EXERCISE TASK
Extract the listing in its entirety, keeping each line identical to the original.

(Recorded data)
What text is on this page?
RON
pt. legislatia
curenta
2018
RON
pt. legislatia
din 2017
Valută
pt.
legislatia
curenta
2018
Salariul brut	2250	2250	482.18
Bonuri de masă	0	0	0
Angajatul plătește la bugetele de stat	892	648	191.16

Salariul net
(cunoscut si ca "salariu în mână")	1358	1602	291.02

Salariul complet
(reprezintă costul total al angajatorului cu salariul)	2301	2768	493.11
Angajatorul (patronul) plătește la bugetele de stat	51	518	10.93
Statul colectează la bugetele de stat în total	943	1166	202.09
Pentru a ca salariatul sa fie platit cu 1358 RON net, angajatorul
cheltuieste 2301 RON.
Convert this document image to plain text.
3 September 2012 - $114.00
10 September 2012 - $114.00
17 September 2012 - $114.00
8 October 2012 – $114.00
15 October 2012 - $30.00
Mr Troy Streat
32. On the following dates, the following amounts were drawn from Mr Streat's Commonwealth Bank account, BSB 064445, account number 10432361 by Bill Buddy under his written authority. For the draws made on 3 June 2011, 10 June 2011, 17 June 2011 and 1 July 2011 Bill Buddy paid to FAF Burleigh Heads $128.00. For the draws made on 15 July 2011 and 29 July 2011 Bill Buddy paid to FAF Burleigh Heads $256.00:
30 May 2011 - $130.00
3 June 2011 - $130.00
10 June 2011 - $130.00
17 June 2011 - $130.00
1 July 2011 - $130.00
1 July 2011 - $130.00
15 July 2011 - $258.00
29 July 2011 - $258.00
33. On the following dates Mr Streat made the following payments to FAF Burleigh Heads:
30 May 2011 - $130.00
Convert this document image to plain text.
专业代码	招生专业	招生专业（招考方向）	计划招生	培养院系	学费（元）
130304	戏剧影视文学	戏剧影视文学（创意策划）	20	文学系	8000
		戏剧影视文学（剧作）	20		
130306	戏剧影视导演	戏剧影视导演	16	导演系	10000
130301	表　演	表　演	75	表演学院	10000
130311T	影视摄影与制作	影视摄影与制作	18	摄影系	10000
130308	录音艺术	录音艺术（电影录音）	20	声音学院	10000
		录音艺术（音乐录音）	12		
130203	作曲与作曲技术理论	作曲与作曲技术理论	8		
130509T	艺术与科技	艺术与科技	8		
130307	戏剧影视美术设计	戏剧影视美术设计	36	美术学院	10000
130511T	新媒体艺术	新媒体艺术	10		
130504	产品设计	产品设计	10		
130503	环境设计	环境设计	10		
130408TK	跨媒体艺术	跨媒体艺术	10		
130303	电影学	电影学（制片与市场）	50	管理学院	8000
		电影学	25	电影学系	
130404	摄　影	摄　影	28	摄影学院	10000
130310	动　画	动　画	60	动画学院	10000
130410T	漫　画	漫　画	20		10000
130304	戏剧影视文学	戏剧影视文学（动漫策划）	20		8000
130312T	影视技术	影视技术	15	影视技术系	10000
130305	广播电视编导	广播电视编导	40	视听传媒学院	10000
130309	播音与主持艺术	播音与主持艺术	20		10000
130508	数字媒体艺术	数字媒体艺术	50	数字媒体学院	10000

OUTPUT FOR THIS TASK
What text is on this page?
RON
pt. legislatia
curenta
2018
RON
pt. legislatia
din 2017
Valută
pt.
legislatia
curenta
2018
Salariul brut	2250	2250	482.18
Bonuri de masă	0	0	0
Angajatul plătește la bugetele de stat	892	648	191.16

Salariul net
(cunoscut si ca "salariu în mână")	1358	1602	291.02

Salariul complet
(reprezintă costul total al angajatorului cu salariul)	2301	2768	493.11
Angajatorul (patronul) plătește la bugetele de stat	51	518	10.93
Statul colectează la bugetele de stat în total	943	1166	202.09
Pentru a ca salariatul sa fie platit cu 1358 RON net, angajatorul
cheltuieste 2301 RON.
Convert this document image to plain text.
3 September 2012 - $114.00
10 September 2012 - $114.00
17 September 2012 - $114.00
8 October 2012 – $114.00
15 October 2012 - $30.00
Mr Troy Streat
32. On the following dates, the following amounts were drawn from Mr Streat's Commonwealth Bank account, BSB 064445, account number 10432361 by Bill Buddy under his written authority. For the draws made on 3 June 2011, 10 June 2011, 17 June 2011 and 1 July 2011 Bill Buddy paid to FAF Burleigh Heads $128.00. For the draws made on 15 July 2011 and 29 July 2011 Bill Buddy paid to FAF Burleigh Heads $256.00:
30 May 2011 - $130.00
3 June 2011 - $130.00
10 June 2011 - $130.00
17 June 2011 - $130.00
1 July 2011 - $130.00
1 July 2011 - $130.00
15 July 2011 - $258.00
29 July 2011 - $258.00
33. On the following dates Mr Streat made the following payments to FAF Burleigh Heads:
30 May 2011 - $130.00
Convert this document image to plain text.
专业代码	招生专业	招生专业（招考方向）	计划招生	培养院系	学费（元）
130304	戏剧影视文学	戏剧影视文学（创意策划）	20	文学系	8000
		戏剧影视文学（剧作）	20		
130306	戏剧影视导演	戏剧影视导演	16	导演系	10000
130301	表　演	表　演	75	表演学院	10000
130311T	影视摄影与制作	影视摄影与制作	18	摄影系	10000
130308	录音艺术	录音艺术（电影录音）	20	声音学院	10000
		录音艺术（音乐录音）	12		
130203	作曲与作曲技术理论	作曲与作曲技术理论	8		
130509T	艺术与科技	艺术与科技	8		
130307	戏剧影视美术设计	戏剧影视美术设计	36	美术学院	10000
130511T	新媒体艺术	新媒体艺术	10		
130504	产品设计	产品设计	10		
130503	环境设计	环境设计	10		
130408TK	跨媒体艺术	跨媒体艺术	10		
130303	电影学	电影学（制片与市场）	50	管理学院	8000
		电影学	25	电影学系	
130404	摄　影	摄　影	28	摄影学院	10000
130310	动　画	动　画	60	动画学院	10000
130410T	漫　画	漫　画	20		10000
130304	戏剧影视文学	戏剧影视文学（动漫策划）	20		8000
130312T	影视技术	影视技术	15	影视技术系	10000
130305	广播电视编导	广播电视编导	40	视听传媒学院	10000
130309	播音与主持艺术	播音与主持艺术	20		10000
130508	数字媒体艺术	数字媒体艺术	50	数字媒体学院	10000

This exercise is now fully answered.